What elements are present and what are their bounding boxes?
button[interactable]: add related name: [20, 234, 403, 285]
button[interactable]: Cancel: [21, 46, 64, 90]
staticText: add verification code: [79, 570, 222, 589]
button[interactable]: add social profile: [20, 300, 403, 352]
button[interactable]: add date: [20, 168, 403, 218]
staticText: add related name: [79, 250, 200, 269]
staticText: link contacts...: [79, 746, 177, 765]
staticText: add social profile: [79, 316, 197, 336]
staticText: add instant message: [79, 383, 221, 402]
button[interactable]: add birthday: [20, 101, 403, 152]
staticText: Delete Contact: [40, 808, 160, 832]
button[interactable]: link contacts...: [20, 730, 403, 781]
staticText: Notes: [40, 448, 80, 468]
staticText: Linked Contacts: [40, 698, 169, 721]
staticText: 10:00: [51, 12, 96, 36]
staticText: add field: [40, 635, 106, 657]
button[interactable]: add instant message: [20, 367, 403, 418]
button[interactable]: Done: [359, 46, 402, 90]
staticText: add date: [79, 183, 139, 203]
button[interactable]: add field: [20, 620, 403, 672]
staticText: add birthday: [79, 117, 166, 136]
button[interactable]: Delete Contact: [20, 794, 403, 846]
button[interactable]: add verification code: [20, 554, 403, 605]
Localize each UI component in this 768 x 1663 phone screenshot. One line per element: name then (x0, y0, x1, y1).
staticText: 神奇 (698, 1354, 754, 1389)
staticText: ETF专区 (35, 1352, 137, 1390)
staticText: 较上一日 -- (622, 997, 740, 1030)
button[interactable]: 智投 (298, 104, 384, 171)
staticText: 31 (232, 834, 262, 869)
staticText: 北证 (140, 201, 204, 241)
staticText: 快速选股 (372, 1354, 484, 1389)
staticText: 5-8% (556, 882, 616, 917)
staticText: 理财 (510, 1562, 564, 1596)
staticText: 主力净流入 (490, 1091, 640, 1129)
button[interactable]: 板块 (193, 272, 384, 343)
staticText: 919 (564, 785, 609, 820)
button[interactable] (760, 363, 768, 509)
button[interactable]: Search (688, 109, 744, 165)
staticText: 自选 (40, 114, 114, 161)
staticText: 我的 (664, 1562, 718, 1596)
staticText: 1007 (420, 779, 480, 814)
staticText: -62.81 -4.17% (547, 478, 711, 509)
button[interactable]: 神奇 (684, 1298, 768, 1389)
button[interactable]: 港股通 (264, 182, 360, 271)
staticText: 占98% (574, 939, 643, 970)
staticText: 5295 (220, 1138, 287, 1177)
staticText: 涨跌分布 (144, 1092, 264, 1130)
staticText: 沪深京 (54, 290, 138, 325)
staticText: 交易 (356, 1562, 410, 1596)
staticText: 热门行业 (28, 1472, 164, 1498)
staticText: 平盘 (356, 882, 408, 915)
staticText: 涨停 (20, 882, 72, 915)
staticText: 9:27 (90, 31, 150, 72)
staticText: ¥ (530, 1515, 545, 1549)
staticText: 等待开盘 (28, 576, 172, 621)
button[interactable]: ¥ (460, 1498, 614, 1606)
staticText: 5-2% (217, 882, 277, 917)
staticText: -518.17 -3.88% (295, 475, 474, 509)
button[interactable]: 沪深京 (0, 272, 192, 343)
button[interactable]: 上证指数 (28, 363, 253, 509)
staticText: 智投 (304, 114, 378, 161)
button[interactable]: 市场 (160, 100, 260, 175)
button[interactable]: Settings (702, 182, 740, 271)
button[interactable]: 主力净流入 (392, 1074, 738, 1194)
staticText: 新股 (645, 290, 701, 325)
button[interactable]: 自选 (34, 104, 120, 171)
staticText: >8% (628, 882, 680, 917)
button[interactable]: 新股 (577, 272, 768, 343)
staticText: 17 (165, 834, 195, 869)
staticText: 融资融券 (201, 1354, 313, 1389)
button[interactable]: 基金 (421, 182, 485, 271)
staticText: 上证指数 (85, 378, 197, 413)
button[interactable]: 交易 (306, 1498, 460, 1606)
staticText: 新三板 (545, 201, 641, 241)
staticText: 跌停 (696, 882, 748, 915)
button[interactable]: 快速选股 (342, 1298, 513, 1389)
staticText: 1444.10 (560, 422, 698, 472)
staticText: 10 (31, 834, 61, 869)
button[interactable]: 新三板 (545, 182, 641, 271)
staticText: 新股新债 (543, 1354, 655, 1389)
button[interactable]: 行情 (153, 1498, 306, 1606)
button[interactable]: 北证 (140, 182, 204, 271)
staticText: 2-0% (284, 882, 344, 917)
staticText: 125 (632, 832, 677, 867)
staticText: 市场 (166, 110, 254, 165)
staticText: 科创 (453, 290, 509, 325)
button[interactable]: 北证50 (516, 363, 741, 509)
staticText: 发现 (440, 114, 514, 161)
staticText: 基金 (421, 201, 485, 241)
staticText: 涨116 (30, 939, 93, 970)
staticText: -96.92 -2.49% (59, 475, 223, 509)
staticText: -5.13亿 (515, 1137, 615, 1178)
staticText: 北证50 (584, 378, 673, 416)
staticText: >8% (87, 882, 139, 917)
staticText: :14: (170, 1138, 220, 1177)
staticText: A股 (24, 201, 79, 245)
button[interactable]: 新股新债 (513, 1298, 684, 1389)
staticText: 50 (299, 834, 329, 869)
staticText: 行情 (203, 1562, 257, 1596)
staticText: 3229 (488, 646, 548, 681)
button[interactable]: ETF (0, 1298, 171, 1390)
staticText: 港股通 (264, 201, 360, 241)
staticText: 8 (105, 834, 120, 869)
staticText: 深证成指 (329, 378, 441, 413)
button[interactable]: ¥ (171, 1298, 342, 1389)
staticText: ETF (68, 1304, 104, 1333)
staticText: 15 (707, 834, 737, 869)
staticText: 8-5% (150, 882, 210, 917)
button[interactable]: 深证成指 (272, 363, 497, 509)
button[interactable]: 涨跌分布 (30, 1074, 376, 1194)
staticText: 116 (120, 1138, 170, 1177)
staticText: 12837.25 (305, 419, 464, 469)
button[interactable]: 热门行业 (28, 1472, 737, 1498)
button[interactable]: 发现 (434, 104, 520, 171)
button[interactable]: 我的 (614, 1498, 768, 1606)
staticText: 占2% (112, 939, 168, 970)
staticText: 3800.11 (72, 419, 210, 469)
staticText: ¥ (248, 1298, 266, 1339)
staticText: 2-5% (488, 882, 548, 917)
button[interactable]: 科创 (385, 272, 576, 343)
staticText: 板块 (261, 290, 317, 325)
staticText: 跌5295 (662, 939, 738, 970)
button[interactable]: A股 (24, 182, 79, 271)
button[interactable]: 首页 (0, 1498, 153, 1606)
___
Extract every line of the material above verbatim, leaving out none of it.

[EXERCISE RESULT]
What elements are present and what are their bounding boxes?
button[interactable]: add related name: [20, 234, 403, 285]
button[interactable]: Cancel: [21, 46, 64, 90]
staticText: add verification code: [79, 570, 222, 589]
button[interactable]: add social profile: [20, 300, 403, 352]
button[interactable]: add date: [20, 168, 403, 218]
staticText: add related name: [79, 250, 200, 269]
staticText: link contacts...: [79, 746, 177, 765]
staticText: add social profile: [79, 316, 197, 336]
staticText: add instant message: [79, 383, 221, 402]
button[interactable]: add birthday: [20, 101, 403, 152]
staticText: Delete Contact: [40, 808, 160, 832]
button[interactable]: link contacts...: [20, 730, 403, 781]
staticText: Notes: [40, 448, 80, 468]
staticText: Linked Contacts: [40, 698, 169, 721]
staticText: 10:00: [51, 12, 96, 36]
staticText: add field: [40, 635, 106, 657]
button[interactable]: add instant message: [20, 367, 403, 418]
button[interactable]: Done: [359, 46, 402, 90]
staticText: add date: [79, 183, 139, 203]
button[interactable]: add field: [20, 620, 403, 672]
staticText: add birthday: [79, 117, 166, 136]
button[interactable]: Delete Contact: [20, 794, 403, 846]
button[interactable]: add verification code: [20, 554, 403, 605]
Localize each UI component in this 768 x 1663 phone screenshot. One line per element: name then (x0, y0, x1, y1).
staticText: 神奇 (698, 1354, 754, 1389)
staticText: ETF专区 (35, 1352, 137, 1390)
staticText: 较上一日 -- (622, 997, 740, 1030)
button[interactable]: 智投 (298, 104, 384, 171)
staticText: 31 (232, 834, 262, 869)
staticText: 北证 (140, 201, 204, 241)
staticText: 快速选股 (372, 1354, 484, 1389)
staticText: 5-8% (556, 882, 616, 917)
staticText: 理财 (510, 1562, 564, 1596)
staticText: 主力净流入 (490, 1091, 640, 1129)
button[interactable]: 板块 (193, 272, 384, 343)
staticText: 919 (564, 785, 609, 820)
button[interactable] (760, 363, 768, 509)
button[interactable]: Search (688, 109, 744, 165)
staticText: 自选 (40, 114, 114, 161)
staticText: 我的 (664, 1562, 718, 1596)
staticText: 1007 (420, 779, 480, 814)
staticText: -62.81 -4.17% (547, 478, 711, 509)
button[interactable]: 神奇 (684, 1298, 768, 1389)
button[interactable]: 港股通 (264, 182, 360, 271)
staticText: 占98% (574, 939, 643, 970)
staticText: 5295 (220, 1138, 287, 1177)
staticText: 涨跌分布 (144, 1092, 264, 1130)
staticText: 沪深京 (54, 290, 138, 325)
staticText: 交易 (356, 1562, 410, 1596)
staticText: 热门行业 (28, 1472, 164, 1498)
staticText: 平盘 (356, 882, 408, 915)
staticText: 涨停 (20, 882, 72, 915)
staticText: 9:27 (90, 31, 150, 72)
staticText: ¥ (530, 1515, 545, 1549)
staticText: 等待开盘 (28, 576, 172, 621)
button[interactable]: ¥ (460, 1498, 614, 1606)
staticText: 5-2% (217, 882, 277, 917)
staticText: -518.17 -3.88% (295, 475, 474, 509)
button[interactable]: 沪深京 (0, 272, 192, 343)
button[interactable]: 上证指数 (28, 363, 253, 509)
staticText: 智投 (304, 114, 378, 161)
button[interactable]: 市场 (160, 100, 260, 175)
button[interactable]: Settings (702, 182, 740, 271)
button[interactable]: 主力净流入 (392, 1074, 738, 1194)
staticText: 新股 (645, 290, 701, 325)
button[interactable]: 自选 (34, 104, 120, 171)
staticText: >8% (628, 882, 680, 917)
button[interactable]: 新股 (577, 272, 768, 343)
staticText: 17 (165, 834, 195, 869)
staticText: 融资融券 (201, 1354, 313, 1389)
button[interactable]: 基金 (421, 182, 485, 271)
staticText: 上证指数 (85, 378, 197, 413)
button[interactable]: 交易 (306, 1498, 460, 1606)
staticText: 新三板 (545, 201, 641, 241)
staticText: 跌停 (696, 882, 748, 915)
button[interactable]: 快速选股 (342, 1298, 513, 1389)
staticText: 1444.10 (560, 422, 698, 472)
staticText: 10 (31, 834, 61, 869)
button[interactable]: 新三板 (545, 182, 641, 271)
staticText: 新股新债 (543, 1354, 655, 1389)
button[interactable]: 行情 (153, 1498, 306, 1606)
button[interactable]: 北证 (140, 182, 204, 271)
staticText: 2-0% (284, 882, 344, 917)
staticText: 125 (632, 832, 677, 867)
staticText: 市场 (166, 110, 254, 165)
staticText: 科创 (453, 290, 509, 325)
button[interactable]: 北证50 (516, 363, 741, 509)
staticText: 发现 (440, 114, 514, 161)
staticText: 基金 (421, 201, 485, 241)
staticText: 涨116 (30, 939, 93, 970)
staticText: -96.92 -2.49% (59, 475, 223, 509)
staticText: -5.13亿 (515, 1137, 615, 1178)
staticText: 北证50 (584, 378, 673, 416)
staticText: >8% (87, 882, 139, 917)
staticText: :14: (170, 1138, 220, 1177)
staticText: A股 (24, 201, 79, 245)
button[interactable]: 新股新债 (513, 1298, 684, 1389)
staticText: 50 (299, 834, 329, 869)
staticText: 行情 (203, 1562, 257, 1596)
staticText: 3229 (488, 646, 548, 681)
button[interactable]: ETF (0, 1298, 171, 1390)
staticText: 港股通 (264, 201, 360, 241)
staticText: 8 (105, 834, 120, 869)
staticText: 深证成指 (329, 378, 441, 413)
button[interactable]: ¥ (171, 1298, 342, 1389)
staticText: ETF (68, 1304, 104, 1333)
staticText: 15 (707, 834, 737, 869)
staticText: 8-5% (150, 882, 210, 917)
button[interactable]: 深证成指 (272, 363, 497, 509)
button[interactable]: 涨跌分布 (30, 1074, 376, 1194)
staticText: 116 (120, 1138, 170, 1177)
staticText: 12837.25 (305, 419, 464, 469)
button[interactable]: 热门行业 (28, 1472, 737, 1498)
button[interactable]: 发现 (434, 104, 520, 171)
button[interactable]: 我的 (614, 1498, 768, 1606)
staticText: 占2% (112, 939, 168, 970)
staticText: 3800.11 (72, 419, 210, 469)
staticText: ¥ (248, 1298, 266, 1339)
staticText: 2-5% (488, 882, 548, 917)
button[interactable]: 科创 (385, 272, 576, 343)
staticText: 板块 (261, 290, 317, 325)
staticText: 跌5295 (662, 939, 738, 970)
button[interactable]: A股 (24, 182, 79, 271)
button[interactable]: 首页 (0, 1498, 153, 1606)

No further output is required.